Skip every image and restate the data word for word.

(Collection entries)
-- Begin --
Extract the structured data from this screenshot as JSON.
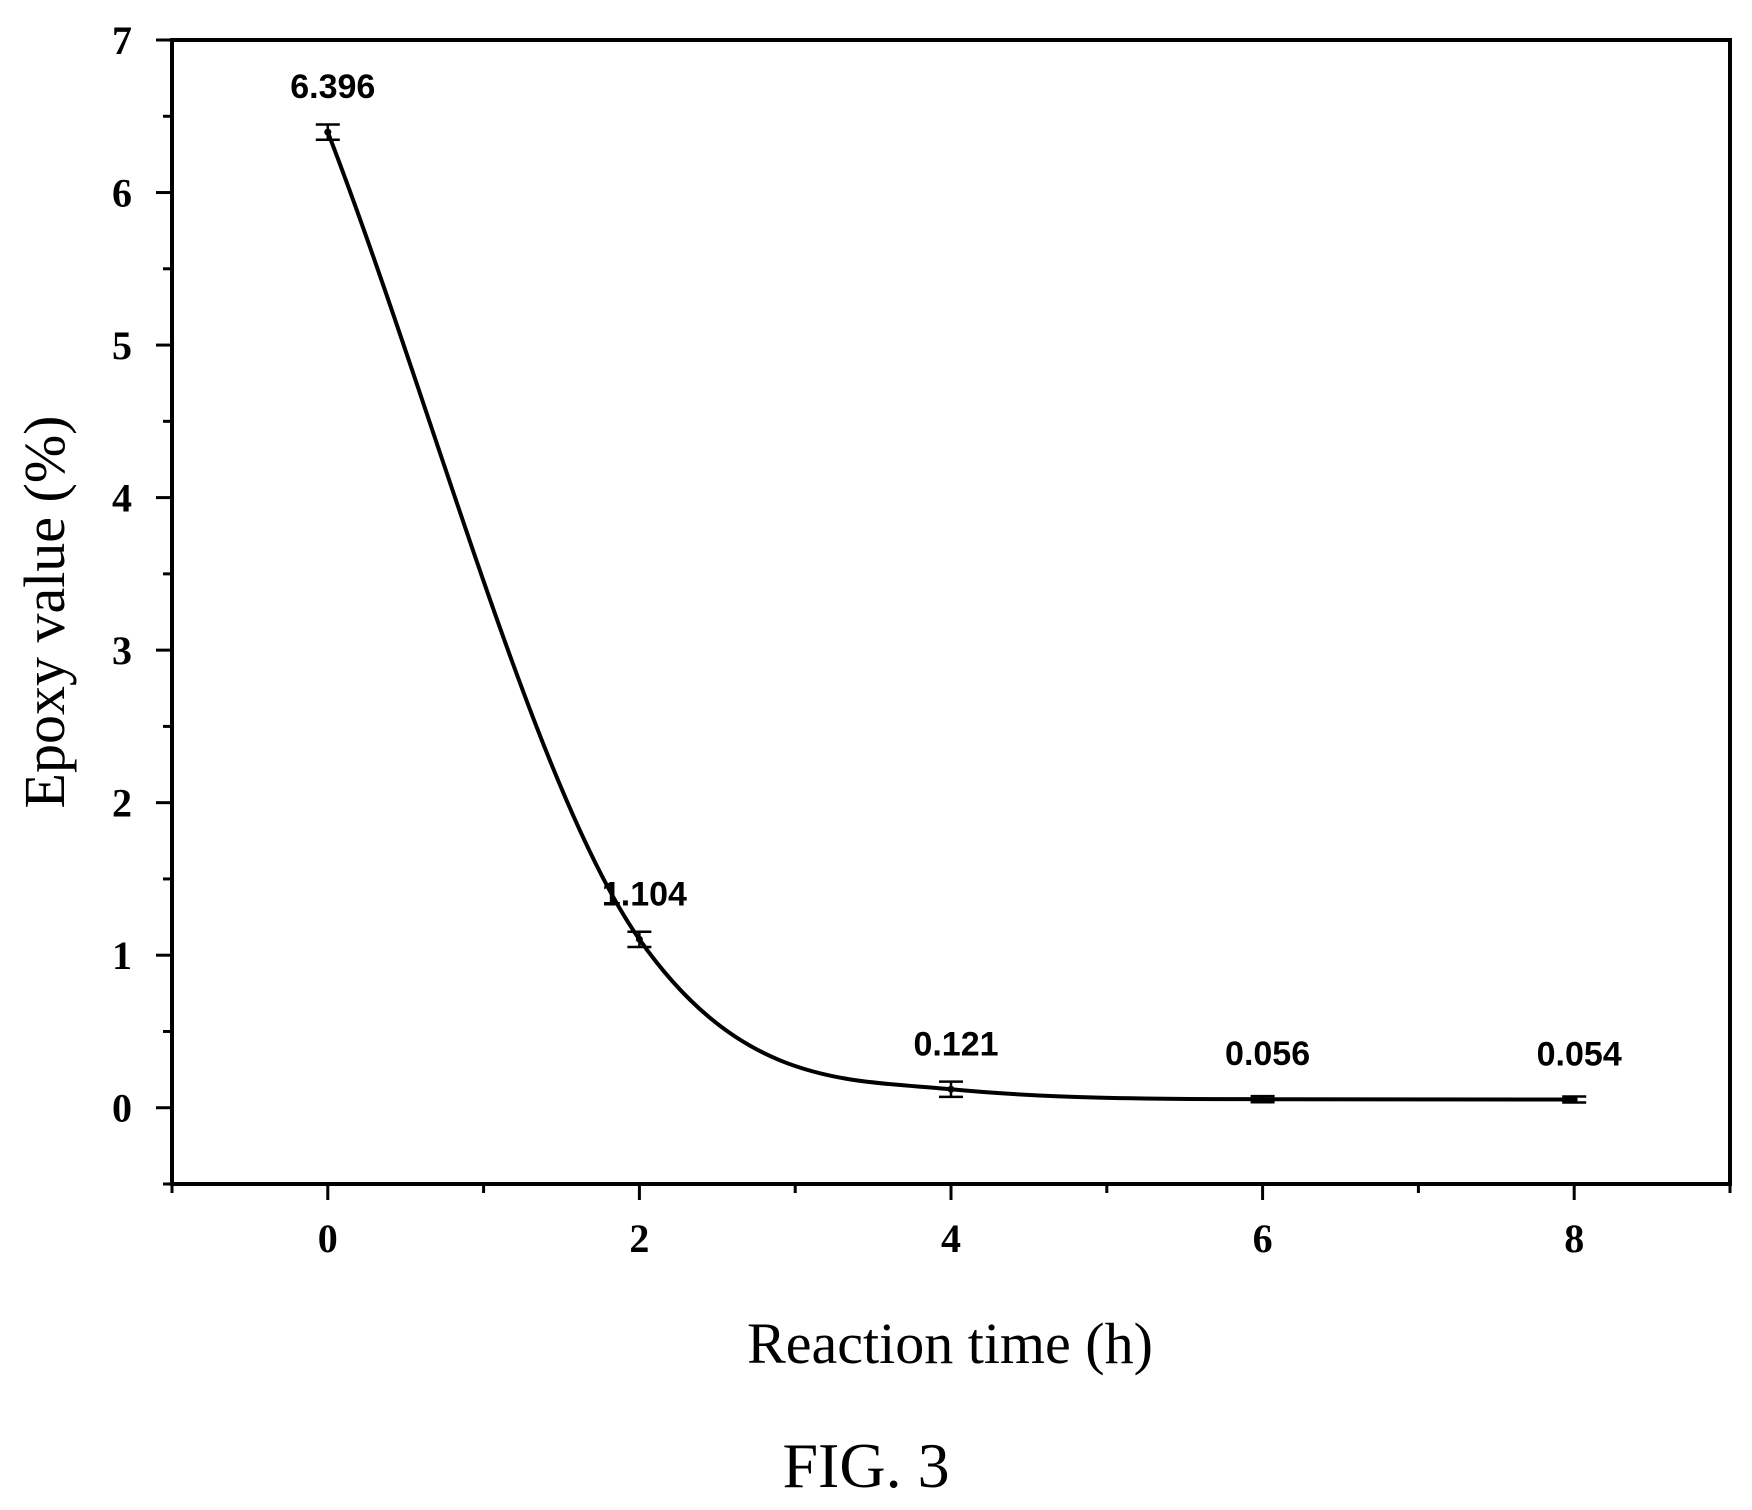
{
  "chart_data": {
    "type": "line",
    "title": "",
    "xlabel": "Reaction time (h)",
    "ylabel": "Epoxy value (%)",
    "xlim": [
      -1,
      9
    ],
    "ylim": [
      -0.5,
      7
    ],
    "x_ticks": [
      0,
      2,
      4,
      6,
      8
    ],
    "y_ticks": [
      0,
      1,
      2,
      3,
      4,
      5,
      6,
      7
    ],
    "grid": false,
    "legend": "none",
    "series": [
      {
        "x": [
          0,
          2,
          4,
          6,
          8
        ],
        "y": [
          6.396,
          1.104,
          0.121,
          0.056,
          0.054
        ],
        "error": [
          0.05,
          0.05,
          0.05,
          0.02,
          0.02
        ],
        "labels": [
          "6.396",
          "1.104",
          "0.121",
          "0.056",
          "0.054"
        ],
        "color": "#000000"
      }
    ]
  },
  "caption": "FIG. 3"
}
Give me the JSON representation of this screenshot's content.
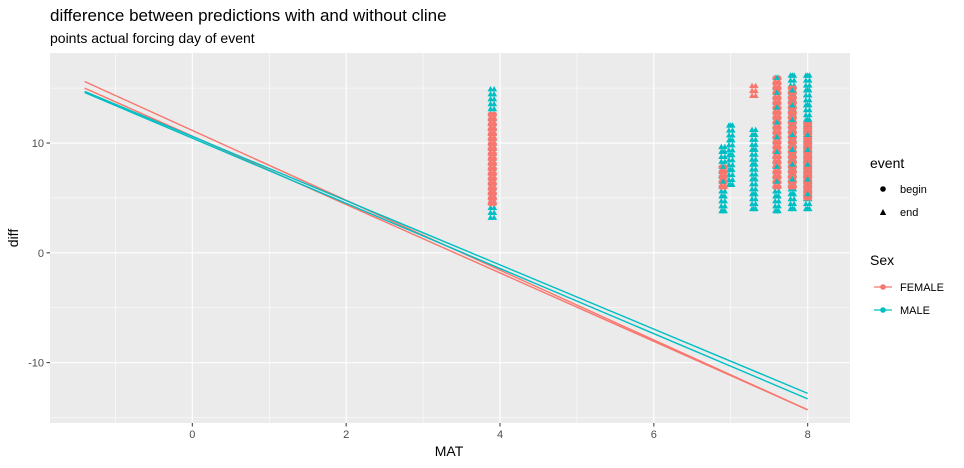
{
  "chart_data": {
    "type": "scatter",
    "title": "difference between predictions with and without cline",
    "subtitle": "points actual forcing day of event",
    "xlabel": "MAT",
    "ylabel": "diff",
    "xlim": [
      -1.85,
      8.55
    ],
    "ylim": [
      -15.5,
      18.2
    ],
    "x_ticks": [
      0,
      2,
      4,
      6,
      8
    ],
    "y_ticks": [
      -10,
      0,
      10
    ],
    "x_tick_labels": [
      "0",
      "2",
      "4",
      "6",
      "8"
    ],
    "y_tick_labels": [
      "-10",
      "0",
      "10"
    ],
    "grid": true,
    "legend_placement": "right",
    "colors": {
      "FEMALE": "#F8766D",
      "MALE": "#00BFC4",
      "panel": "#EBEBEB",
      "grid": "#FFFFFF"
    },
    "legends": [
      {
        "title": "event",
        "items": [
          {
            "label": "begin",
            "shape": "circle"
          },
          {
            "label": "end",
            "shape": "triangle"
          }
        ]
      },
      {
        "title": "Sex",
        "items": [
          {
            "label": "FEMALE",
            "color": "#F8766D"
          },
          {
            "label": "MALE",
            "color": "#00BFC4"
          }
        ]
      }
    ],
    "lines": [
      {
        "series": "FEMALE",
        "x": [
          -1.4,
          8.0
        ],
        "y": [
          15.6,
          -14.3
        ]
      },
      {
        "series": "FEMALE",
        "x": [
          -1.4,
          8.0
        ],
        "y": [
          15.0,
          -14.3
        ]
      },
      {
        "series": "MALE",
        "x": [
          -1.4,
          8.0
        ],
        "y": [
          14.7,
          -12.8
        ]
      },
      {
        "series": "MALE",
        "x": [
          -1.4,
          8.0
        ],
        "y": [
          14.6,
          -13.3
        ]
      }
    ],
    "point_groups": [
      {
        "x": 3.9,
        "y_min": 3.2,
        "y_max": 15.3,
        "series": "MALE",
        "event": "end"
      },
      {
        "x": 3.9,
        "y_min": 4.5,
        "y_max": 13.0,
        "series": "FEMALE",
        "event": "begin"
      },
      {
        "x": 6.9,
        "y_min": 3.8,
        "y_max": 10.0,
        "series": "MALE",
        "event": "end"
      },
      {
        "x": 6.9,
        "y_min": 6.0,
        "y_max": 8.0,
        "series": "FEMALE",
        "event": "begin"
      },
      {
        "x": 7.0,
        "y_min": 6.2,
        "y_max": 12.0,
        "series": "MALE",
        "event": "end"
      },
      {
        "x": 7.3,
        "y_min": 4.0,
        "y_max": 11.5,
        "series": "MALE",
        "event": "end"
      },
      {
        "x": 7.3,
        "y_min": 14.3,
        "y_max": 15.2,
        "series": "FEMALE",
        "event": "end"
      },
      {
        "x": 7.6,
        "y_min": 3.8,
        "y_max": 16.3,
        "series": "MALE",
        "event": "end"
      },
      {
        "x": 7.6,
        "y_min": 6.0,
        "y_max": 16.3,
        "series": "FEMALE",
        "event": "begin"
      },
      {
        "x": 7.8,
        "y_min": 4.0,
        "y_max": 16.3,
        "series": "MALE",
        "event": "end"
      },
      {
        "x": 7.8,
        "y_min": 6.0,
        "y_max": 15.2,
        "series": "FEMALE",
        "event": "begin"
      },
      {
        "x": 8.0,
        "y_min": 4.0,
        "y_max": 16.5,
        "series": "MALE",
        "event": "end"
      },
      {
        "x": 8.0,
        "y_min": 5.0,
        "y_max": 12.0,
        "series": "FEMALE",
        "event": "begin"
      }
    ]
  }
}
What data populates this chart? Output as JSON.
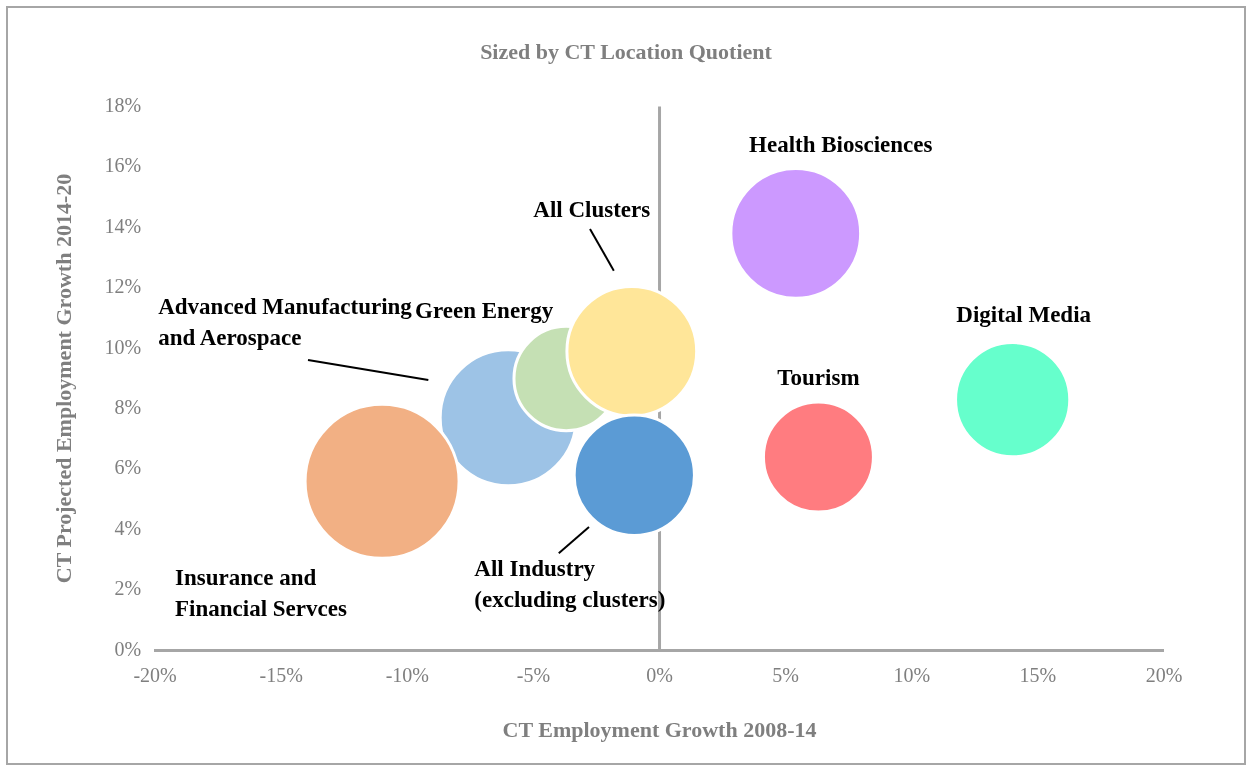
{
  "chart_data": {
    "type": "bubble",
    "title": "Sized by CT Location Quotient",
    "xlabel": "CT Employment Growth 2008-14",
    "ylabel": "CT Projected Employment Growth 2014-20",
    "xlim": [
      -20,
      20
    ],
    "xticks": [
      {
        "value": -20,
        "label": "-20%"
      },
      {
        "value": -15,
        "label": "-15%"
      },
      {
        "value": -10,
        "label": "-10%"
      },
      {
        "value": -5,
        "label": "-5%"
      },
      {
        "value": 0,
        "label": "0%"
      },
      {
        "value": 5,
        "label": "5%"
      },
      {
        "value": 10,
        "label": "10%"
      },
      {
        "value": 15,
        "label": "15%"
      },
      {
        "value": 20,
        "label": "20%"
      }
    ],
    "ylim": [
      0,
      18
    ],
    "yticks": [
      {
        "value": 0,
        "label": "0%"
      },
      {
        "value": 2,
        "label": "2%"
      },
      {
        "value": 4,
        "label": "4%"
      },
      {
        "value": 6,
        "label": "6%"
      },
      {
        "value": 8,
        "label": "8%"
      },
      {
        "value": 10,
        "label": "10%"
      },
      {
        "value": 12,
        "label": "12%"
      },
      {
        "value": 14,
        "label": "14%"
      },
      {
        "value": 16,
        "label": "16%"
      },
      {
        "value": 18,
        "label": "18%"
      }
    ],
    "grid": false,
    "legend": false,
    "ref_lines": [
      {
        "axis": "x",
        "value": 0,
        "color": "#a6a6a6"
      }
    ],
    "series": [
      {
        "name": "Insurance and Financial Servces",
        "color": "#f2b084",
        "x": [
          -11.0
        ],
        "values": [
          5.6
        ],
        "sizes": [
          1
        ]
      },
      {
        "name": "All Industry (excluding clusters)",
        "color": "#5b9bd5",
        "x": [
          -1.0
        ],
        "values": [
          5.8
        ],
        "sizes": [
          0.61
        ]
      },
      {
        "name": "All Clusters",
        "color": "#ffe699",
        "x": [
          -1.1
        ],
        "values": [
          9.9
        ],
        "sizes": [
          0.71
        ]
      },
      {
        "name": "Green Energy",
        "color": "#c5e0b4",
        "x": [
          -3.7
        ],
        "values": [
          9.0
        ],
        "sizes": [
          0.46
        ]
      },
      {
        "name": "Advanced Manufacturing and Aerospace",
        "color": "#9dc3e6",
        "x": [
          -6.0
        ],
        "values": [
          7.7
        ],
        "sizes": [
          0.78
        ]
      },
      {
        "name": "Health Biosciences",
        "color": "#cc99ff",
        "x": [
          5.4
        ],
        "values": [
          13.8
        ],
        "sizes": [
          0.71
        ]
      },
      {
        "name": "Tourism",
        "color": "#ff7c80",
        "x": [
          6.3
        ],
        "values": [
          6.4
        ],
        "sizes": [
          0.51
        ]
      },
      {
        "name": "Digital Media",
        "color": "#66ffcc",
        "x": [
          14.0
        ],
        "values": [
          8.3
        ],
        "sizes": [
          0.55
        ]
      }
    ]
  }
}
-- End --
_Result of this exercise:_
Extract the structured data from this screenshot as JSON.
{
  "chart_data": {
    "type": "line",
    "title": "",
    "xlabel": "Reaction time (h)",
    "ylabel": "Epoxy value (%)",
    "xlim": [
      -1,
      9
    ],
    "ylim": [
      -0.5,
      7
    ],
    "x_ticks": [
      0,
      2,
      4,
      6,
      8
    ],
    "y_ticks": [
      0,
      1,
      2,
      3,
      4,
      5,
      6,
      7
    ],
    "grid": false,
    "legend": "none",
    "series": [
      {
        "x": [
          0,
          2,
          4,
          6,
          8
        ],
        "y": [
          6.396,
          1.104,
          0.121,
          0.056,
          0.054
        ],
        "error": [
          0.05,
          0.05,
          0.05,
          0.02,
          0.02
        ],
        "labels": [
          "6.396",
          "1.104",
          "0.121",
          "0.056",
          "0.054"
        ],
        "color": "#000000"
      }
    ]
  },
  "caption": "FIG. 3"
}
Give me the JSON representation of this screenshot's content.
{
  "chart_data": {
    "type": "scatter",
    "title": "difference between predictions with and without cline",
    "subtitle": "points actual forcing day of event",
    "xlabel": "MAT",
    "ylabel": "diff",
    "xlim": [
      -1.85,
      8.55
    ],
    "ylim": [
      -15.5,
      18.2
    ],
    "x_ticks": [
      0,
      2,
      4,
      6,
      8
    ],
    "y_ticks": [
      -10,
      0,
      10
    ],
    "x_tick_labels": [
      "0",
      "2",
      "4",
      "6",
      "8"
    ],
    "y_tick_labels": [
      "-10",
      "0",
      "10"
    ],
    "grid": true,
    "legend_placement": "right",
    "colors": {
      "FEMALE": "#F8766D",
      "MALE": "#00BFC4",
      "panel": "#EBEBEB",
      "grid": "#FFFFFF"
    },
    "legends": [
      {
        "title": "event",
        "items": [
          {
            "label": "begin",
            "shape": "circle"
          },
          {
            "label": "end",
            "shape": "triangle"
          }
        ]
      },
      {
        "title": "Sex",
        "items": [
          {
            "label": "FEMALE",
            "color": "#F8766D"
          },
          {
            "label": "MALE",
            "color": "#00BFC4"
          }
        ]
      }
    ],
    "lines": [
      {
        "series": "FEMALE",
        "x": [
          -1.4,
          8.0
        ],
        "y": [
          15.6,
          -14.3
        ]
      },
      {
        "series": "FEMALE",
        "x": [
          -1.4,
          8.0
        ],
        "y": [
          15.0,
          -14.3
        ]
      },
      {
        "series": "MALE",
        "x": [
          -1.4,
          8.0
        ],
        "y": [
          14.7,
          -12.8
        ]
      },
      {
        "series": "MALE",
        "x": [
          -1.4,
          8.0
        ],
        "y": [
          14.6,
          -13.3
        ]
      }
    ],
    "point_groups": [
      {
        "x": 3.9,
        "y_min": 3.2,
        "y_max": 15.3,
        "series": "MALE",
        "event": "end"
      },
      {
        "x": 3.9,
        "y_min": 4.5,
        "y_max": 13.0,
        "series": "FEMALE",
        "event": "begin"
      },
      {
        "x": 6.9,
        "y_min": 3.8,
        "y_max": 10.0,
        "series": "MALE",
        "event": "end"
      },
      {
        "x": 6.9,
        "y_min": 6.0,
        "y_max": 8.0,
        "series": "FEMALE",
        "event": "begin"
      },
      {
        "x": 7.0,
        "y_min": 6.2,
        "y_max": 12.0,
        "series": "MALE",
        "event": "end"
      },
      {
        "x": 7.3,
        "y_min": 4.0,
        "y_max": 11.5,
        "series": "MALE",
        "event": "end"
      },
      {
        "x": 7.3,
        "y_min": 14.3,
        "y_max": 15.2,
        "series": "FEMALE",
        "event": "end"
      },
      {
        "x": 7.6,
        "y_min": 3.8,
        "y_max": 16.3,
        "series": "MALE",
        "event": "end"
      },
      {
        "x": 7.6,
        "y_min": 6.0,
        "y_max": 16.3,
        "series": "FEMALE",
        "event": "begin"
      },
      {
        "x": 7.8,
        "y_min": 4.0,
        "y_max": 16.3,
        "series": "MALE",
        "event": "end"
      },
      {
        "x": 7.8,
        "y_min": 6.0,
        "y_max": 15.2,
        "series": "FEMALE",
        "event": "begin"
      },
      {
        "x": 8.0,
        "y_min": 4.0,
        "y_max": 16.5,
        "series": "MALE",
        "event": "end"
      },
      {
        "x": 8.0,
        "y_min": 5.0,
        "y_max": 12.0,
        "series": "FEMALE",
        "event": "begin"
      }
    ]
  }
}
What data populates this chart? Output as JSON.
{
  "chart_data": {
    "type": "bubble",
    "title": "Sized by CT Location Quotient",
    "xlabel": "CT Employment Growth 2008-14",
    "ylabel": "CT Projected Employment Growth 2014-20",
    "xlim": [
      -20,
      20
    ],
    "xticks": [
      {
        "value": -20,
        "label": "-20%"
      },
      {
        "value": -15,
        "label": "-15%"
      },
      {
        "value": -10,
        "label": "-10%"
      },
      {
        "value": -5,
        "label": "-5%"
      },
      {
        "value": 0,
        "label": "0%"
      },
      {
        "value": 5,
        "label": "5%"
      },
      {
        "value": 10,
        "label": "10%"
      },
      {
        "value": 15,
        "label": "15%"
      },
      {
        "value": 20,
        "label": "20%"
      }
    ],
    "ylim": [
      0,
      18
    ],
    "yticks": [
      {
        "value": 0,
        "label": "0%"
      },
      {
        "value": 2,
        "label": "2%"
      },
      {
        "value": 4,
        "label": "4%"
      },
      {
        "value": 6,
        "label": "6%"
      },
      {
        "value": 8,
        "label": "8%"
      },
      {
        "value": 10,
        "label": "10%"
      },
      {
        "value": 12,
        "label": "12%"
      },
      {
        "value": 14,
        "label": "14%"
      },
      {
        "value": 16,
        "label": "16%"
      },
      {
        "value": 18,
        "label": "18%"
      }
    ],
    "grid": false,
    "legend": false,
    "ref_lines": [
      {
        "axis": "x",
        "value": 0,
        "color": "#a6a6a6"
      }
    ],
    "series": [
      {
        "name": "Insurance and Financial Servces",
        "color": "#f2b084",
        "x": [
          -11.0
        ],
        "values": [
          5.6
        ],
        "sizes": [
          1
        ]
      },
      {
        "name": "All Industry (excluding clusters)",
        "color": "#5b9bd5",
        "x": [
          -1.0
        ],
        "values": [
          5.8
        ],
        "sizes": [
          0.61
        ]
      },
      {
        "name": "All Clusters",
        "color": "#ffe699",
        "x": [
          -1.1
        ],
        "values": [
          9.9
        ],
        "sizes": [
          0.71
        ]
      },
      {
        "name": "Green Energy",
        "color": "#c5e0b4",
        "x": [
          -3.7
        ],
        "values": [
          9.0
        ],
        "sizes": [
          0.46
        ]
      },
      {
        "name": "Advanced Manufacturing and Aerospace",
        "color": "#9dc3e6",
        "x": [
          -6.0
        ],
        "values": [
          7.7
        ],
        "sizes": [
          0.78
        ]
      },
      {
        "name": "Health Biosciences",
        "color": "#cc99ff",
        "x": [
          5.4
        ],
        "values": [
          13.8
        ],
        "sizes": [
          0.71
        ]
      },
      {
        "name": "Tourism",
        "color": "#ff7c80",
        "x": [
          6.3
        ],
        "values": [
          6.4
        ],
        "sizes": [
          0.51
        ]
      },
      {
        "name": "Digital Media",
        "color": "#66ffcc",
        "x": [
          14.0
        ],
        "values": [
          8.3
        ],
        "sizes": [
          0.55
        ]
      }
    ]
  }
}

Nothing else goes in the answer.